◆ **DIRECTIONS FOR THIS TASK**: Return the lines below exactly, starting with the line that contains "What text is on this page?" and stopping after the last line.
=-=-=
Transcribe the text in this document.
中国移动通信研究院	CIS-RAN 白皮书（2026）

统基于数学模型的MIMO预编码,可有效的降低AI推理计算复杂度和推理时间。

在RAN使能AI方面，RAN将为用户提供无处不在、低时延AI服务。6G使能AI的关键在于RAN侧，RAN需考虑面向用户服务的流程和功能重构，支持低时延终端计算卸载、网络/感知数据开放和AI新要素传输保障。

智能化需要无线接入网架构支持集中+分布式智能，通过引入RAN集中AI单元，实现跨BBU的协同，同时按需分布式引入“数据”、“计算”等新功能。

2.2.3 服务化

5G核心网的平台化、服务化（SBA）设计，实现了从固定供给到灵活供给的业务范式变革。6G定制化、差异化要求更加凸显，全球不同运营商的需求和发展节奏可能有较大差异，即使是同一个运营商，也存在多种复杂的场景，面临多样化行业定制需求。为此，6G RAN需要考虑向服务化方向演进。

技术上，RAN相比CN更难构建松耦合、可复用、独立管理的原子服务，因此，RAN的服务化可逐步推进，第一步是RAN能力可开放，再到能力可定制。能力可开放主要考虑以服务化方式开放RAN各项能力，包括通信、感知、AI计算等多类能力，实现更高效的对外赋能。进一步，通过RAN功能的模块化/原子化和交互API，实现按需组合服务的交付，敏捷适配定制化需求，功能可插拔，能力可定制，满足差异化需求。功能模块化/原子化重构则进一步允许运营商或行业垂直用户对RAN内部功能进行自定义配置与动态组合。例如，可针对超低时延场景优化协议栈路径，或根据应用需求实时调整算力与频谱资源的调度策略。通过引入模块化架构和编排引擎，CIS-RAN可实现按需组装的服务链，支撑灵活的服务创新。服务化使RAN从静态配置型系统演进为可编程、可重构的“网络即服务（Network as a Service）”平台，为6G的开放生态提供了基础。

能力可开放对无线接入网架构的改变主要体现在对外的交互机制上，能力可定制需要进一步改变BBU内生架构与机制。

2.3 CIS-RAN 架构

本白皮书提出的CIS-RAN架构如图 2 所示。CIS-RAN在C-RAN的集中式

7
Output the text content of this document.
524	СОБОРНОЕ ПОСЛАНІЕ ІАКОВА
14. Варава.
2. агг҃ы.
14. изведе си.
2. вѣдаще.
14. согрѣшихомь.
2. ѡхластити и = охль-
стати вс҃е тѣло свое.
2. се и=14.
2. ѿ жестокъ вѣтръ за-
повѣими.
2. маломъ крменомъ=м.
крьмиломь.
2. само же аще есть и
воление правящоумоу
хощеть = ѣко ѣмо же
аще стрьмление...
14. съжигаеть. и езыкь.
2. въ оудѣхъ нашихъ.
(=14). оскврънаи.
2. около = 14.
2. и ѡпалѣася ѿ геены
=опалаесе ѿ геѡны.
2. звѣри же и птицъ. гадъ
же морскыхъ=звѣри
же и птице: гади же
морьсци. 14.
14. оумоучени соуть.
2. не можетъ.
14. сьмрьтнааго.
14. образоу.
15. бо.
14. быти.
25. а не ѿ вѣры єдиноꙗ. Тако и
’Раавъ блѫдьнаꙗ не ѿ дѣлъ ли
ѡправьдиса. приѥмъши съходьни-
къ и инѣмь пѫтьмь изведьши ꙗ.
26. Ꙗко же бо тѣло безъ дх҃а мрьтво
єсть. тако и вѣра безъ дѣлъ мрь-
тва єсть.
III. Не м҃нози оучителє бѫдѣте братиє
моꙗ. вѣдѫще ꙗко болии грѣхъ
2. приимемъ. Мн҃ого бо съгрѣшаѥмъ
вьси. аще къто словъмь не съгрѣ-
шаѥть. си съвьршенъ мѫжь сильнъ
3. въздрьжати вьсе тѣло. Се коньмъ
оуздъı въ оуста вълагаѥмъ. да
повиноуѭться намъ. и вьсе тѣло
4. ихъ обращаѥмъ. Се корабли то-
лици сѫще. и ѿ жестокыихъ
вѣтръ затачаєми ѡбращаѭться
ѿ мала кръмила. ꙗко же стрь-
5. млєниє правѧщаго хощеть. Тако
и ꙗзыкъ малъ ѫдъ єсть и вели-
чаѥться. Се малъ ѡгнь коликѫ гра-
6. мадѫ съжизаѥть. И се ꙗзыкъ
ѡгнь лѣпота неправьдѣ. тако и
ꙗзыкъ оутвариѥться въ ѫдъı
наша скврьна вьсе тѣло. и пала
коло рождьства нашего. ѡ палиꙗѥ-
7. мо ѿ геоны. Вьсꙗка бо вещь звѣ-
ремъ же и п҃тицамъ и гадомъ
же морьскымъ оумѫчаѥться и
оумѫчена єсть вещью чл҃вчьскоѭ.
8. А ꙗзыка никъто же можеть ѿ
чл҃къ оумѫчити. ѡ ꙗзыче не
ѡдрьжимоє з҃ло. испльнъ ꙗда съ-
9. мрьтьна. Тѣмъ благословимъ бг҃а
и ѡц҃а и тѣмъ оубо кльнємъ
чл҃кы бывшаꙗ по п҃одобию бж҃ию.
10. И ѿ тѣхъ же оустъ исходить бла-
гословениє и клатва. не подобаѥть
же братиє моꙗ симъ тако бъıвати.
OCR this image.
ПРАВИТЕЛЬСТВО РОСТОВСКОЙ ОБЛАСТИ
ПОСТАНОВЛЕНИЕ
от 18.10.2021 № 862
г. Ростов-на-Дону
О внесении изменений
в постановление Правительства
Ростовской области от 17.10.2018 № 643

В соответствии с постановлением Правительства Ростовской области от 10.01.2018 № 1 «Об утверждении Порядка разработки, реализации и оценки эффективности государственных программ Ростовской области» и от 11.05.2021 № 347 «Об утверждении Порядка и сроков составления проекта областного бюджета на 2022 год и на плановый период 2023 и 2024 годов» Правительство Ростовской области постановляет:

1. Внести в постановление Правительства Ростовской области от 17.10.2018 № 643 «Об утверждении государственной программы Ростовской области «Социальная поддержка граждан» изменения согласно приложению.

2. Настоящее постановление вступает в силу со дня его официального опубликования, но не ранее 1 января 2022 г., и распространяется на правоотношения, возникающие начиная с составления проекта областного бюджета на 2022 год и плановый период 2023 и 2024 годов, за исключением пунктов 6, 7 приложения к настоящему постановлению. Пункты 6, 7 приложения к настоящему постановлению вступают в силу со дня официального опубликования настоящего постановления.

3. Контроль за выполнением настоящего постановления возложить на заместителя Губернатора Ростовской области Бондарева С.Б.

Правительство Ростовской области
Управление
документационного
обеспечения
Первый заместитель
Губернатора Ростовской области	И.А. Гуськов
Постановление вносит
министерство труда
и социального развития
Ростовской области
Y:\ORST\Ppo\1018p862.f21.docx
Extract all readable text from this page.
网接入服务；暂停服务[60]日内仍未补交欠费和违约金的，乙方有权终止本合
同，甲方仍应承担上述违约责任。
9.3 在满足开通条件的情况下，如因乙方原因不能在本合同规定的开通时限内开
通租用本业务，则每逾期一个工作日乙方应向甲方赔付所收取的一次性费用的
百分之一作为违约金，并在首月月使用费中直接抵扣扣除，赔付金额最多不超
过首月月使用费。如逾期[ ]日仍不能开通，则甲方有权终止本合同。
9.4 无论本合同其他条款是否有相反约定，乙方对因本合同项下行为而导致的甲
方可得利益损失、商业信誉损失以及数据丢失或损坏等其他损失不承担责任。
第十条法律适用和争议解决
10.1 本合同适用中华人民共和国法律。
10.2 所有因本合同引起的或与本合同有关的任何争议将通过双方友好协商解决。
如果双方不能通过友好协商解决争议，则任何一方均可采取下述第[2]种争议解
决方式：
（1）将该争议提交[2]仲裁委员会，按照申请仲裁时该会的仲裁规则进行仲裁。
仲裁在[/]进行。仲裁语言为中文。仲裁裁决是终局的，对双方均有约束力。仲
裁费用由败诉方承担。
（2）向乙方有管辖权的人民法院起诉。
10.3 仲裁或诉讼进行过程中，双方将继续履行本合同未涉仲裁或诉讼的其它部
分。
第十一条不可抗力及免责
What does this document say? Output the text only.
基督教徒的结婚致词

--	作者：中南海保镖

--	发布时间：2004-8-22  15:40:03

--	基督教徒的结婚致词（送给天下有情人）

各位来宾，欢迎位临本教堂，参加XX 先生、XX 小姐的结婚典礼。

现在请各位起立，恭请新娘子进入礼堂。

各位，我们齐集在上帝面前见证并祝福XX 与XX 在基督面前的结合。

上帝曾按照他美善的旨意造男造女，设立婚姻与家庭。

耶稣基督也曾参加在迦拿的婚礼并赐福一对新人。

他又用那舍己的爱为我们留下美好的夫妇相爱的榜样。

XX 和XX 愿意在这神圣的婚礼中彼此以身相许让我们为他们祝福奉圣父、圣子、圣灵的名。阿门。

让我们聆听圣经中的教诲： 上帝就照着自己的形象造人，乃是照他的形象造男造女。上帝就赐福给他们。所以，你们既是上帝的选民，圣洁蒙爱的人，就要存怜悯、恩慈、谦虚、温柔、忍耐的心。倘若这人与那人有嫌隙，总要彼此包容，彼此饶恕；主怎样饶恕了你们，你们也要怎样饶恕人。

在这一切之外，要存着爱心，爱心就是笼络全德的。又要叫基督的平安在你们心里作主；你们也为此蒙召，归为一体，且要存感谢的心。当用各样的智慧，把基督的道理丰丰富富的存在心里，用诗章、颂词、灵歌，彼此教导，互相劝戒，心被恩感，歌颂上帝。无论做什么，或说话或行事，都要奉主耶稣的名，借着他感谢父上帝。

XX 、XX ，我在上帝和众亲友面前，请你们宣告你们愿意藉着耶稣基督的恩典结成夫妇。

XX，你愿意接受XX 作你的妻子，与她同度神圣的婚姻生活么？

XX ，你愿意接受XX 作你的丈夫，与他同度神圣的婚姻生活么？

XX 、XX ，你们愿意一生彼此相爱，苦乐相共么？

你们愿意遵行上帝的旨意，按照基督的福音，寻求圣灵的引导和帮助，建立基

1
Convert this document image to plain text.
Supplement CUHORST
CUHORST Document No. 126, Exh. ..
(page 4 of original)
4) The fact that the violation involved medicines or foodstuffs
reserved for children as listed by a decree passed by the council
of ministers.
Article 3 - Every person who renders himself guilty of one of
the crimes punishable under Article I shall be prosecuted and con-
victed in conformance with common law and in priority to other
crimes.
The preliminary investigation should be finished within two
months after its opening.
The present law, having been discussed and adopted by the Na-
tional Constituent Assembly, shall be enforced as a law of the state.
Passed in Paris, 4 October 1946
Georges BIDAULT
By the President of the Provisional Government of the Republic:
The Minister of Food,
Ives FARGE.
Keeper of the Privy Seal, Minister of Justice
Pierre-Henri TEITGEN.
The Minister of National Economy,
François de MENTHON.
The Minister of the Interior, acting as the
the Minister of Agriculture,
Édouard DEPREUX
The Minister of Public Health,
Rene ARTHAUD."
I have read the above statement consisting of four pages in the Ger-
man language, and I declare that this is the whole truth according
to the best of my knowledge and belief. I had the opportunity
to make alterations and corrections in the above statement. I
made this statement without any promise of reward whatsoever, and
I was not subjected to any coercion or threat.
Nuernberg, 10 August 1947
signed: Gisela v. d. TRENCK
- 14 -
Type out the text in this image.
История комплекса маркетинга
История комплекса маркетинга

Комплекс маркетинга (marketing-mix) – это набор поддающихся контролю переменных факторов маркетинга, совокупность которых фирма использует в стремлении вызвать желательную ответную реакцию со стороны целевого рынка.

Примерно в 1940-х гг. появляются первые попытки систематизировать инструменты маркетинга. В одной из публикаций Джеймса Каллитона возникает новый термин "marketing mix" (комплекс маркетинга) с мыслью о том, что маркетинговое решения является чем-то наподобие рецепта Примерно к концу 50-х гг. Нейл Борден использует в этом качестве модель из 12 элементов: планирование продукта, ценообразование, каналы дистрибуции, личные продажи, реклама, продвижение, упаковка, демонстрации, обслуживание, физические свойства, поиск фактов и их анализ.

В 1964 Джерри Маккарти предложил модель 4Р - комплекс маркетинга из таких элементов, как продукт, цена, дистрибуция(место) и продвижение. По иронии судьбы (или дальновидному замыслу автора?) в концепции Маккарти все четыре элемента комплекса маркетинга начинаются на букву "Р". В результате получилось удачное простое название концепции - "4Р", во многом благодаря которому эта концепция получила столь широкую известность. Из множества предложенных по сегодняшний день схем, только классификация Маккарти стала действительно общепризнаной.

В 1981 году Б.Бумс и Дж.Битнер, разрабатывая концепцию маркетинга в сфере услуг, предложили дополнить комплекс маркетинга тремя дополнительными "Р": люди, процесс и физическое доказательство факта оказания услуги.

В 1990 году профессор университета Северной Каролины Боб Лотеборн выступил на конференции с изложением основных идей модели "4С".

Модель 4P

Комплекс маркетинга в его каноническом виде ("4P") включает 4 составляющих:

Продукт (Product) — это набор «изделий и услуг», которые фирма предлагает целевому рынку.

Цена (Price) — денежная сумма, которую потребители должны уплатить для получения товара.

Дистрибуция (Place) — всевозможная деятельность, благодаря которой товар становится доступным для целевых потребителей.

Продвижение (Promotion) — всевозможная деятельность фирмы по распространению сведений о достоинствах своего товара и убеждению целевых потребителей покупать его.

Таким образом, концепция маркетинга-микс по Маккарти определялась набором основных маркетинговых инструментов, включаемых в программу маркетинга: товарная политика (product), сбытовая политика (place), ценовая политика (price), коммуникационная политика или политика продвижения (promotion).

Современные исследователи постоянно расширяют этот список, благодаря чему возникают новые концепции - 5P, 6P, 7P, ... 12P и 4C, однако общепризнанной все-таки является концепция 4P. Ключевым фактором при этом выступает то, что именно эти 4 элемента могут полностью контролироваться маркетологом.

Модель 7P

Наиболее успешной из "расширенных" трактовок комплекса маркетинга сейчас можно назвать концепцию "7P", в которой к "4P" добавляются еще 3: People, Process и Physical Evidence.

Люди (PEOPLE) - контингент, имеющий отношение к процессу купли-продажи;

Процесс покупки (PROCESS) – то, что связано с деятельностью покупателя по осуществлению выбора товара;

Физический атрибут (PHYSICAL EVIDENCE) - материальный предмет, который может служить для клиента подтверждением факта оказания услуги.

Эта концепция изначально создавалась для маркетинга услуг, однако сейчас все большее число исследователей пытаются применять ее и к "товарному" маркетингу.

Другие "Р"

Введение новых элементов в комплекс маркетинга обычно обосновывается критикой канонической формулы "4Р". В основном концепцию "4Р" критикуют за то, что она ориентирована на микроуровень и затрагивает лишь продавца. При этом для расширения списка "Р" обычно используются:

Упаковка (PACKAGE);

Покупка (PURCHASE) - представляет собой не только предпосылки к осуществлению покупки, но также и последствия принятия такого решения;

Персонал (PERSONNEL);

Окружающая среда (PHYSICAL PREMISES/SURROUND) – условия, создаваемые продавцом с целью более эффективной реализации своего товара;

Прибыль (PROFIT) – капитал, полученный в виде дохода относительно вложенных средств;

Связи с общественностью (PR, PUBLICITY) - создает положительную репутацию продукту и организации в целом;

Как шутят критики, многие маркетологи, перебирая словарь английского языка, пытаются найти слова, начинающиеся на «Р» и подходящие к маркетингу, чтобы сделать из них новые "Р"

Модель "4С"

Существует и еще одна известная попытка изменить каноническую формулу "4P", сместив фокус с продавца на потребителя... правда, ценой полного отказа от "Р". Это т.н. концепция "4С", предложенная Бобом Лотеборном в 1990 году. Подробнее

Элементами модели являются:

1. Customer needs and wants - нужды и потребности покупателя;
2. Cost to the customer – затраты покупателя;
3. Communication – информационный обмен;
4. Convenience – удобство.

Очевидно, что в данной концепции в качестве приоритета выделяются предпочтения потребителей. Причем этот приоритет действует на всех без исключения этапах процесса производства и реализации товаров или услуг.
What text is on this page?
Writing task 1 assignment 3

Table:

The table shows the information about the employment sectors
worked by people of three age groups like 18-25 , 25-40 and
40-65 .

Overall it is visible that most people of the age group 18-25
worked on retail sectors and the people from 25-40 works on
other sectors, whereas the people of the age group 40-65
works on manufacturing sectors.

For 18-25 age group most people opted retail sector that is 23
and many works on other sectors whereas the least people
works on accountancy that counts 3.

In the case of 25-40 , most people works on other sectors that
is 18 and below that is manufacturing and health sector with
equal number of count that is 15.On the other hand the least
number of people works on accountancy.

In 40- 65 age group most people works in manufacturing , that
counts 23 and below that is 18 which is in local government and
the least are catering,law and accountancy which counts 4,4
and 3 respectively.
=-=-=
◆ **OUTPUT FOR THIS TASK**:
What text is on this page?
Writing task 1 assignment 3

Table:

The table shows the information about the employment sectors
worked by people of three age groups like 18-25 , 25-40 and
40-65 .

Overall it is visible that most people of the age group 18-25
worked on retail sectors and the people from 25-40 works on
other sectors, whereas the people of the age group 40-65
works on manufacturing sectors.

For 18-25 age group most people opted retail sector that is 23
and many works on other sectors whereas the least people
works on accountancy that counts 3.

In the case of 25-40 , most people works on other sectors that
is 18 and below that is manufacturing and health sector with
equal number of count that is 15.On the other hand the least
number of people works on accountancy.

In 40- 65 age group most people works in manufacturing , that
counts 23 and below that is 18 which is in local government and
the least are catering,law and accountancy which counts 4,4
and 3 respectively.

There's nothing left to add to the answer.